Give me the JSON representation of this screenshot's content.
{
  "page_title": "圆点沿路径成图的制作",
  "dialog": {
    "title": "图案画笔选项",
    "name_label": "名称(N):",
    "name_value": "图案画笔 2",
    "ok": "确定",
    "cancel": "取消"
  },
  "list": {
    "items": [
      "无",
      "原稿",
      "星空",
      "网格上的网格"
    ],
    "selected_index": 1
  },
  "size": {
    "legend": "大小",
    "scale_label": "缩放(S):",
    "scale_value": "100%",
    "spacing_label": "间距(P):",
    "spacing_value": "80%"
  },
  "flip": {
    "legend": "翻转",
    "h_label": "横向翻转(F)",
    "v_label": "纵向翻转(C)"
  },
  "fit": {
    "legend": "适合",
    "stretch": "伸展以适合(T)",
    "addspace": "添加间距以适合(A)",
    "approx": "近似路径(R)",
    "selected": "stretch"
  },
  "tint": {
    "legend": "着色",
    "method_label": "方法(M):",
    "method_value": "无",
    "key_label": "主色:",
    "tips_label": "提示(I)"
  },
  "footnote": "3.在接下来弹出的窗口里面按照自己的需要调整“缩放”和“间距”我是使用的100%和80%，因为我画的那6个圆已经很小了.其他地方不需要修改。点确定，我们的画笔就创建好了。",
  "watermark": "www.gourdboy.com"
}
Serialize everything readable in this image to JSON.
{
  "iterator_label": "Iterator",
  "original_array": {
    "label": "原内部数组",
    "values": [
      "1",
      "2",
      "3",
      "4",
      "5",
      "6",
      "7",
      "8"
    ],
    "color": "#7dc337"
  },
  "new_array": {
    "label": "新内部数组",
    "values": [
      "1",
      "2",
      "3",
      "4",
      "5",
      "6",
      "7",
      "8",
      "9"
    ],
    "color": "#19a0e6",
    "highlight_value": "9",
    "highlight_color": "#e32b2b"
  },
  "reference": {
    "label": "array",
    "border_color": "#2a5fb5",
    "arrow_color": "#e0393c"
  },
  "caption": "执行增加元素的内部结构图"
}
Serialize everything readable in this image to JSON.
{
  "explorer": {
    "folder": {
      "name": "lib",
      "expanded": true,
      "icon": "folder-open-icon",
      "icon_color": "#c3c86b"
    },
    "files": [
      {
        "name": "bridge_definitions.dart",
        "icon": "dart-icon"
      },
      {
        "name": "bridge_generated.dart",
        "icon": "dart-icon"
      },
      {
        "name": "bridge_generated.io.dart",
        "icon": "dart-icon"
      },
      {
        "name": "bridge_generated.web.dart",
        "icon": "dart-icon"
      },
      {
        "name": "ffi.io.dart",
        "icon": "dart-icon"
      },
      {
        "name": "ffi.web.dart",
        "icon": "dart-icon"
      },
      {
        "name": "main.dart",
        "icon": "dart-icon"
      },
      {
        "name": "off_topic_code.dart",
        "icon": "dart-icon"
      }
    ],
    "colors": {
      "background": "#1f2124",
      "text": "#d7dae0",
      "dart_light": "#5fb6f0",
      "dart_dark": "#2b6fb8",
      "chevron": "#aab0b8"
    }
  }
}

Brief:
From the records above, extract each line exactly as shown.

Finished exercise:
Give me the JSON representation of this screenshot's content.
{
  "page_title": "圆点沿路径成图的制作",
  "dialog": {
    "title": "图案画笔选项",
    "name_label": "名称(N):",
    "name_value": "图案画笔 2",
    "ok": "确定",
    "cancel": "取消"
  },
  "list": {
    "items": [
      "无",
      "原稿",
      "星空",
      "网格上的网格"
    ],
    "selected_index": 1
  },
  "size": {
    "legend": "大小",
    "scale_label": "缩放(S):",
    "scale_value": "100%",
    "spacing_label": "间距(P):",
    "spacing_value": "80%"
  },
  "flip": {
    "legend": "翻转",
    "h_label": "横向翻转(F)",
    "v_label": "纵向翻转(C)"
  },
  "fit": {
    "legend": "适合",
    "stretch": "伸展以适合(T)",
    "addspace": "添加间距以适合(A)",
    "approx": "近似路径(R)",
    "selected": "stretch"
  },
  "tint": {
    "legend": "着色",
    "method_label": "方法(M):",
    "method_value": "无",
    "key_label": "主色:",
    "tips_label": "提示(I)"
  },
  "footnote": "3.在接下来弹出的窗口里面按照自己的需要调整“缩放”和“间距”我是使用的100%和80%，因为我画的那6个圆已经很小了.其他地方不需要修改。点确定，我们的画笔就创建好了。",
  "watermark": "www.gourdboy.com"
}
Serialize everything readable in this image to JSON.
{
  "iterator_label": "Iterator",
  "original_array": {
    "label": "原内部数组",
    "values": [
      "1",
      "2",
      "3",
      "4",
      "5",
      "6",
      "7",
      "8"
    ],
    "color": "#7dc337"
  },
  "new_array": {
    "label": "新内部数组",
    "values": [
      "1",
      "2",
      "3",
      "4",
      "5",
      "6",
      "7",
      "8",
      "9"
    ],
    "color": "#19a0e6",
    "highlight_value": "9",
    "highlight_color": "#e32b2b"
  },
  "reference": {
    "label": "array",
    "border_color": "#2a5fb5",
    "arrow_color": "#e0393c"
  },
  "caption": "执行增加元素的内部结构图"
}
Serialize everything readable in this image to JSON.
{
  "explorer": {
    "folder": {
      "name": "lib",
      "expanded": true,
      "icon": "folder-open-icon",
      "icon_color": "#c3c86b"
    },
    "files": [
      {
        "name": "bridge_definitions.dart",
        "icon": "dart-icon"
      },
      {
        "name": "bridge_generated.dart",
        "icon": "dart-icon"
      },
      {
        "name": "bridge_generated.io.dart",
        "icon": "dart-icon"
      },
      {
        "name": "bridge_generated.web.dart",
        "icon": "dart-icon"
      },
      {
        "name": "ffi.io.dart",
        "icon": "dart-icon"
      },
      {
        "name": "ffi.web.dart",
        "icon": "dart-icon"
      },
      {
        "name": "main.dart",
        "icon": "dart-icon"
      },
      {
        "name": "off_topic_code.dart",
        "icon": "dart-icon"
      }
    ],
    "colors": {
      "background": "#1f2124",
      "text": "#d7dae0",
      "dart_light": "#5fb6f0",
      "dart_dark": "#2b6fb8",
      "chevron": "#aab0b8"
    }
  }
}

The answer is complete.